* Problem description
Leave out every picture, then transcribe the rest of the listing exactly.

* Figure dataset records
□ □ □
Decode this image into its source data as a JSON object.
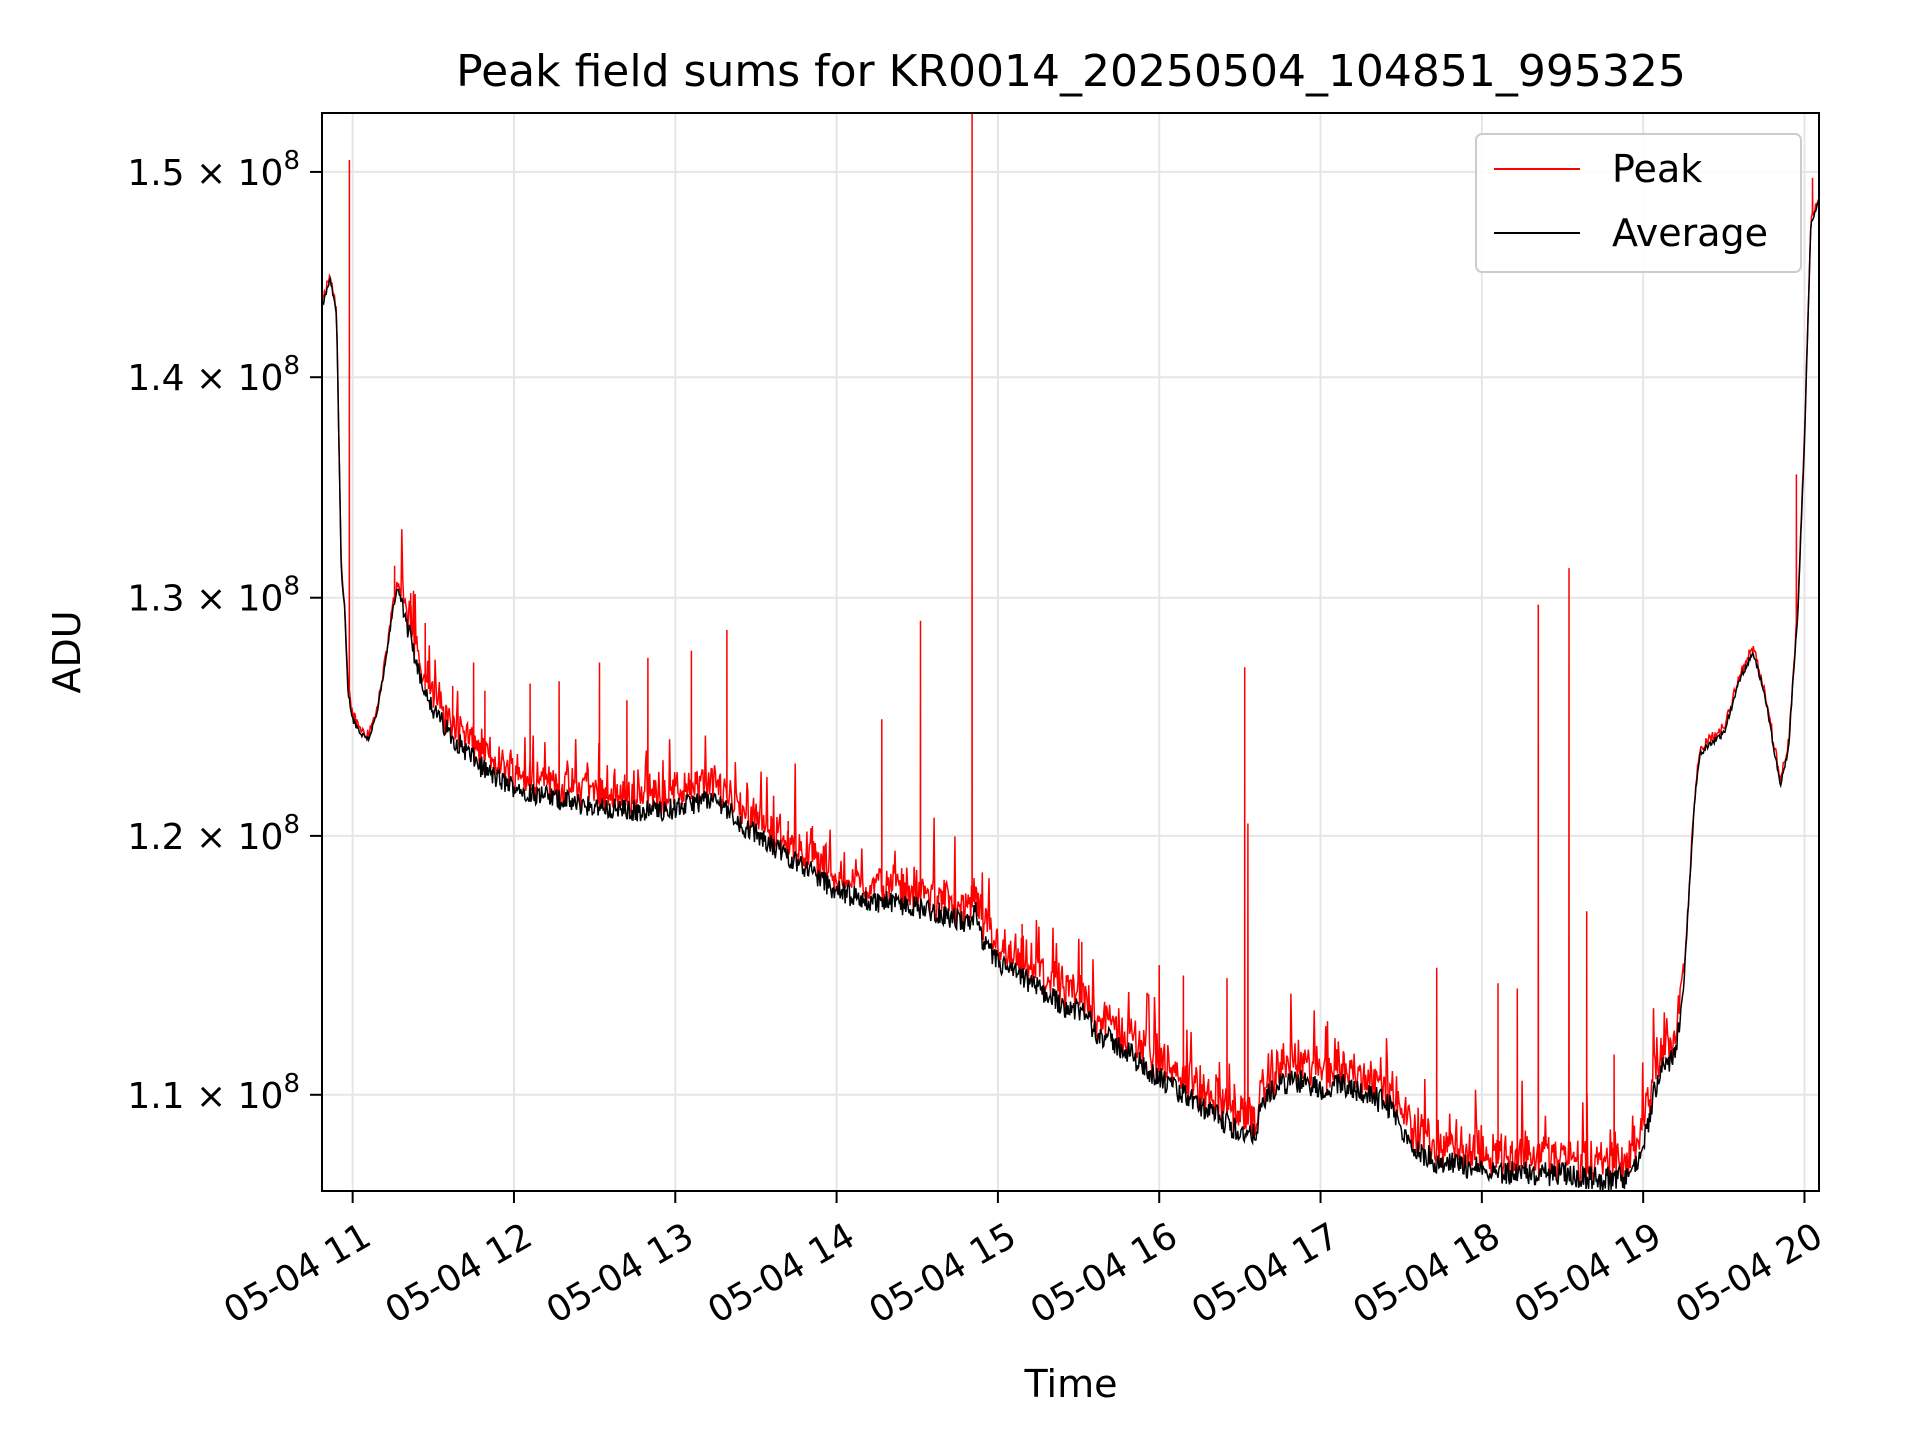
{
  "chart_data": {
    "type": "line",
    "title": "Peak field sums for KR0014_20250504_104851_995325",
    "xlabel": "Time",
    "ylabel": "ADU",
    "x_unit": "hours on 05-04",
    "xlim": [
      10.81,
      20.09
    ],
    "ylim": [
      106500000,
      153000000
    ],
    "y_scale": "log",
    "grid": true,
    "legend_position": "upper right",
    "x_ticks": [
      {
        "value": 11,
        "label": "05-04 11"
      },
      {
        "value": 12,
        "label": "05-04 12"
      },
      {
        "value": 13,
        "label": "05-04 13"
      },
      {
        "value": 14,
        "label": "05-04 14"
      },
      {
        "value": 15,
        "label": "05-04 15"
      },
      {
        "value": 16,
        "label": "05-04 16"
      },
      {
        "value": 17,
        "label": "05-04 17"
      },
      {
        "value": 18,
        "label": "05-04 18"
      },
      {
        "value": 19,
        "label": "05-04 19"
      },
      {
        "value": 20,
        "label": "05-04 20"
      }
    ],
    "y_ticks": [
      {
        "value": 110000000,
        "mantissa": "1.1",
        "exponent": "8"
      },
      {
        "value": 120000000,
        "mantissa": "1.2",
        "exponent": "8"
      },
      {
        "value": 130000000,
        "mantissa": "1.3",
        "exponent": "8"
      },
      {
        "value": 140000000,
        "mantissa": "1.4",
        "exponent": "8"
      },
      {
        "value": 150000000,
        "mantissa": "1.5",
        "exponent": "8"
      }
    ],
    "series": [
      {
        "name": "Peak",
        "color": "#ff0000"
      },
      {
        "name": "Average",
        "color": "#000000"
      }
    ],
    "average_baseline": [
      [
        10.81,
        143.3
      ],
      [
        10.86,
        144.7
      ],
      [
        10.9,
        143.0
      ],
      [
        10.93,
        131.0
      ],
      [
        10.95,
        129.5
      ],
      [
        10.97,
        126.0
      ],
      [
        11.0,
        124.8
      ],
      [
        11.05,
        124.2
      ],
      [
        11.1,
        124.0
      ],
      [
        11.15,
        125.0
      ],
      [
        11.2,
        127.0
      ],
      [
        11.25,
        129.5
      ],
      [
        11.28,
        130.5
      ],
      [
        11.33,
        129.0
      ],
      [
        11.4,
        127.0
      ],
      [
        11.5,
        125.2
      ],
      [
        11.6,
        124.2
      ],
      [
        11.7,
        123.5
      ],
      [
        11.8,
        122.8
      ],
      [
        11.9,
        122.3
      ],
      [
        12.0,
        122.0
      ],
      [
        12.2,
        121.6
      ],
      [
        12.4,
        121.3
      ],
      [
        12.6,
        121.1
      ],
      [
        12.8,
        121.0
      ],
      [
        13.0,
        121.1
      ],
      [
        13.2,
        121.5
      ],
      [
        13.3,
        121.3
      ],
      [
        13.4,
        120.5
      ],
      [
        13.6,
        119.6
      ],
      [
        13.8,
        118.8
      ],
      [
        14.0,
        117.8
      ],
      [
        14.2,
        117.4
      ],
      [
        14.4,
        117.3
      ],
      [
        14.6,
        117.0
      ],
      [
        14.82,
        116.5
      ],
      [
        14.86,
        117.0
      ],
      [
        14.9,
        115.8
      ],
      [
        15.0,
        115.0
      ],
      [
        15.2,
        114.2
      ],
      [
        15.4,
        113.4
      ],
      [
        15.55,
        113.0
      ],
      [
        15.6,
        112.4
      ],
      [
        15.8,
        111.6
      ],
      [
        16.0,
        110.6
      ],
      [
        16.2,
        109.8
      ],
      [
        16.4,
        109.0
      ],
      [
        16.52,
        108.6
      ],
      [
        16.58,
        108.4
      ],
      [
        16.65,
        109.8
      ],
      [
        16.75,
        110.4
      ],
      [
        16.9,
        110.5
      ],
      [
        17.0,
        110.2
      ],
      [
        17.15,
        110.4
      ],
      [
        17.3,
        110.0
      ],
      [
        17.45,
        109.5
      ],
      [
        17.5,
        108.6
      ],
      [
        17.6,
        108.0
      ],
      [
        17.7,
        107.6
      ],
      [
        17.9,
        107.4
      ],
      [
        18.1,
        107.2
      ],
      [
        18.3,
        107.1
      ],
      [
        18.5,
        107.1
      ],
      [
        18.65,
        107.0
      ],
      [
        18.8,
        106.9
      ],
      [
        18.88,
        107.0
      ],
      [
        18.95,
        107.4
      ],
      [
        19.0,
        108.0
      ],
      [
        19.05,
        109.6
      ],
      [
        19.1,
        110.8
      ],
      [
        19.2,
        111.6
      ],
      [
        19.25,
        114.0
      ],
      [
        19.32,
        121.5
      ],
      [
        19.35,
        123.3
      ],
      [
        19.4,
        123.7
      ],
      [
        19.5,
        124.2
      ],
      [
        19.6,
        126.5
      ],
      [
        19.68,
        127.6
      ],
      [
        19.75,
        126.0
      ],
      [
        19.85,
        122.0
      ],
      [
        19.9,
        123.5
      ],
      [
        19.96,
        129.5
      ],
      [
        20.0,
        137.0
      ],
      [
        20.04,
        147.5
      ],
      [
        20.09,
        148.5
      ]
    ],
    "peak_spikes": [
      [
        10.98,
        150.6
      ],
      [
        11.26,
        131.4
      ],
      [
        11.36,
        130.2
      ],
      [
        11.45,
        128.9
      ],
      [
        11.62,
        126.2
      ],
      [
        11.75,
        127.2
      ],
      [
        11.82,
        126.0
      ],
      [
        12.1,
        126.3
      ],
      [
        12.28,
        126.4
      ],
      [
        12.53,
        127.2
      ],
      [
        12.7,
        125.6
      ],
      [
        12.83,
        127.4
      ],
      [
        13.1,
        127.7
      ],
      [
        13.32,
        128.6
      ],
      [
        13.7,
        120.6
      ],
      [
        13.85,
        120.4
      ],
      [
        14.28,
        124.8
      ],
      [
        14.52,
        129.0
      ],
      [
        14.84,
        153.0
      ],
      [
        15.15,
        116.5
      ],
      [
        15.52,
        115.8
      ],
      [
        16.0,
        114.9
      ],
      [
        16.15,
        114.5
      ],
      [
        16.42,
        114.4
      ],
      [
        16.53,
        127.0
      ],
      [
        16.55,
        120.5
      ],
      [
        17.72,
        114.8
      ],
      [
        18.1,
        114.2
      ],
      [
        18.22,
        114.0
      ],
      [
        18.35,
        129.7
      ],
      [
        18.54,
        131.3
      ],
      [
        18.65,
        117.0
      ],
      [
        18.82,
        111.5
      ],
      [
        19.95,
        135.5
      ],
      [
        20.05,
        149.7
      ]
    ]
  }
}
□ □ □
* Exercise answer
Decode this image into its source data as a JSON object.
{
  "chart_data": {
    "type": "line",
    "title": "Peak field sums for KR0014_20250504_104851_995325",
    "xlabel": "Time",
    "ylabel": "ADU",
    "x_unit": "hours on 05-04",
    "xlim": [
      10.81,
      20.09
    ],
    "ylim": [
      106500000,
      153000000
    ],
    "y_scale": "log",
    "grid": true,
    "legend_position": "upper right",
    "x_ticks": [
      {
        "value": 11,
        "label": "05-04 11"
      },
      {
        "value": 12,
        "label": "05-04 12"
      },
      {
        "value": 13,
        "label": "05-04 13"
      },
      {
        "value": 14,
        "label": "05-04 14"
      },
      {
        "value": 15,
        "label": "05-04 15"
      },
      {
        "value": 16,
        "label": "05-04 16"
      },
      {
        "value": 17,
        "label": "05-04 17"
      },
      {
        "value": 18,
        "label": "05-04 18"
      },
      {
        "value": 19,
        "label": "05-04 19"
      },
      {
        "value": 20,
        "label": "05-04 20"
      }
    ],
    "y_ticks": [
      {
        "value": 110000000,
        "mantissa": "1.1",
        "exponent": "8"
      },
      {
        "value": 120000000,
        "mantissa": "1.2",
        "exponent": "8"
      },
      {
        "value": 130000000,
        "mantissa": "1.3",
        "exponent": "8"
      },
      {
        "value": 140000000,
        "mantissa": "1.4",
        "exponent": "8"
      },
      {
        "value": 150000000,
        "mantissa": "1.5",
        "exponent": "8"
      }
    ],
    "series": [
      {
        "name": "Peak",
        "color": "#ff0000"
      },
      {
        "name": "Average",
        "color": "#000000"
      }
    ],
    "average_baseline": [
      [
        10.81,
        143.3
      ],
      [
        10.86,
        144.7
      ],
      [
        10.9,
        143.0
      ],
      [
        10.93,
        131.0
      ],
      [
        10.95,
        129.5
      ],
      [
        10.97,
        126.0
      ],
      [
        11.0,
        124.8
      ],
      [
        11.05,
        124.2
      ],
      [
        11.1,
        124.0
      ],
      [
        11.15,
        125.0
      ],
      [
        11.2,
        127.0
      ],
      [
        11.25,
        129.5
      ],
      [
        11.28,
        130.5
      ],
      [
        11.33,
        129.0
      ],
      [
        11.4,
        127.0
      ],
      [
        11.5,
        125.2
      ],
      [
        11.6,
        124.2
      ],
      [
        11.7,
        123.5
      ],
      [
        11.8,
        122.8
      ],
      [
        11.9,
        122.3
      ],
      [
        12.0,
        122.0
      ],
      [
        12.2,
        121.6
      ],
      [
        12.4,
        121.3
      ],
      [
        12.6,
        121.1
      ],
      [
        12.8,
        121.0
      ],
      [
        13.0,
        121.1
      ],
      [
        13.2,
        121.5
      ],
      [
        13.3,
        121.3
      ],
      [
        13.4,
        120.5
      ],
      [
        13.6,
        119.6
      ],
      [
        13.8,
        118.8
      ],
      [
        14.0,
        117.8
      ],
      [
        14.2,
        117.4
      ],
      [
        14.4,
        117.3
      ],
      [
        14.6,
        117.0
      ],
      [
        14.82,
        116.5
      ],
      [
        14.86,
        117.0
      ],
      [
        14.9,
        115.8
      ],
      [
        15.0,
        115.0
      ],
      [
        15.2,
        114.2
      ],
      [
        15.4,
        113.4
      ],
      [
        15.55,
        113.0
      ],
      [
        15.6,
        112.4
      ],
      [
        15.8,
        111.6
      ],
      [
        16.0,
        110.6
      ],
      [
        16.2,
        109.8
      ],
      [
        16.4,
        109.0
      ],
      [
        16.52,
        108.6
      ],
      [
        16.58,
        108.4
      ],
      [
        16.65,
        109.8
      ],
      [
        16.75,
        110.4
      ],
      [
        16.9,
        110.5
      ],
      [
        17.0,
        110.2
      ],
      [
        17.15,
        110.4
      ],
      [
        17.3,
        110.0
      ],
      [
        17.45,
        109.5
      ],
      [
        17.5,
        108.6
      ],
      [
        17.6,
        108.0
      ],
      [
        17.7,
        107.6
      ],
      [
        17.9,
        107.4
      ],
      [
        18.1,
        107.2
      ],
      [
        18.3,
        107.1
      ],
      [
        18.5,
        107.1
      ],
      [
        18.65,
        107.0
      ],
      [
        18.8,
        106.9
      ],
      [
        18.88,
        107.0
      ],
      [
        18.95,
        107.4
      ],
      [
        19.0,
        108.0
      ],
      [
        19.05,
        109.6
      ],
      [
        19.1,
        110.8
      ],
      [
        19.2,
        111.6
      ],
      [
        19.25,
        114.0
      ],
      [
        19.32,
        121.5
      ],
      [
        19.35,
        123.3
      ],
      [
        19.4,
        123.7
      ],
      [
        19.5,
        124.2
      ],
      [
        19.6,
        126.5
      ],
      [
        19.68,
        127.6
      ],
      [
        19.75,
        126.0
      ],
      [
        19.85,
        122.0
      ],
      [
        19.9,
        123.5
      ],
      [
        19.96,
        129.5
      ],
      [
        20.0,
        137.0
      ],
      [
        20.04,
        147.5
      ],
      [
        20.09,
        148.5
      ]
    ],
    "peak_spikes": [
      [
        10.98,
        150.6
      ],
      [
        11.26,
        131.4
      ],
      [
        11.36,
        130.2
      ],
      [
        11.45,
        128.9
      ],
      [
        11.62,
        126.2
      ],
      [
        11.75,
        127.2
      ],
      [
        11.82,
        126.0
      ],
      [
        12.1,
        126.3
      ],
      [
        12.28,
        126.4
      ],
      [
        12.53,
        127.2
      ],
      [
        12.7,
        125.6
      ],
      [
        12.83,
        127.4
      ],
      [
        13.1,
        127.7
      ],
      [
        13.32,
        128.6
      ],
      [
        13.7,
        120.6
      ],
      [
        13.85,
        120.4
      ],
      [
        14.28,
        124.8
      ],
      [
        14.52,
        129.0
      ],
      [
        14.84,
        153.0
      ],
      [
        15.15,
        116.5
      ],
      [
        15.52,
        115.8
      ],
      [
        16.0,
        114.9
      ],
      [
        16.15,
        114.5
      ],
      [
        16.42,
        114.4
      ],
      [
        16.53,
        127.0
      ],
      [
        16.55,
        120.5
      ],
      [
        17.72,
        114.8
      ],
      [
        18.1,
        114.2
      ],
      [
        18.22,
        114.0
      ],
      [
        18.35,
        129.7
      ],
      [
        18.54,
        131.3
      ],
      [
        18.65,
        117.0
      ],
      [
        18.82,
        111.5
      ],
      [
        19.95,
        135.5
      ],
      [
        20.05,
        149.7
      ]
    ]
  }
}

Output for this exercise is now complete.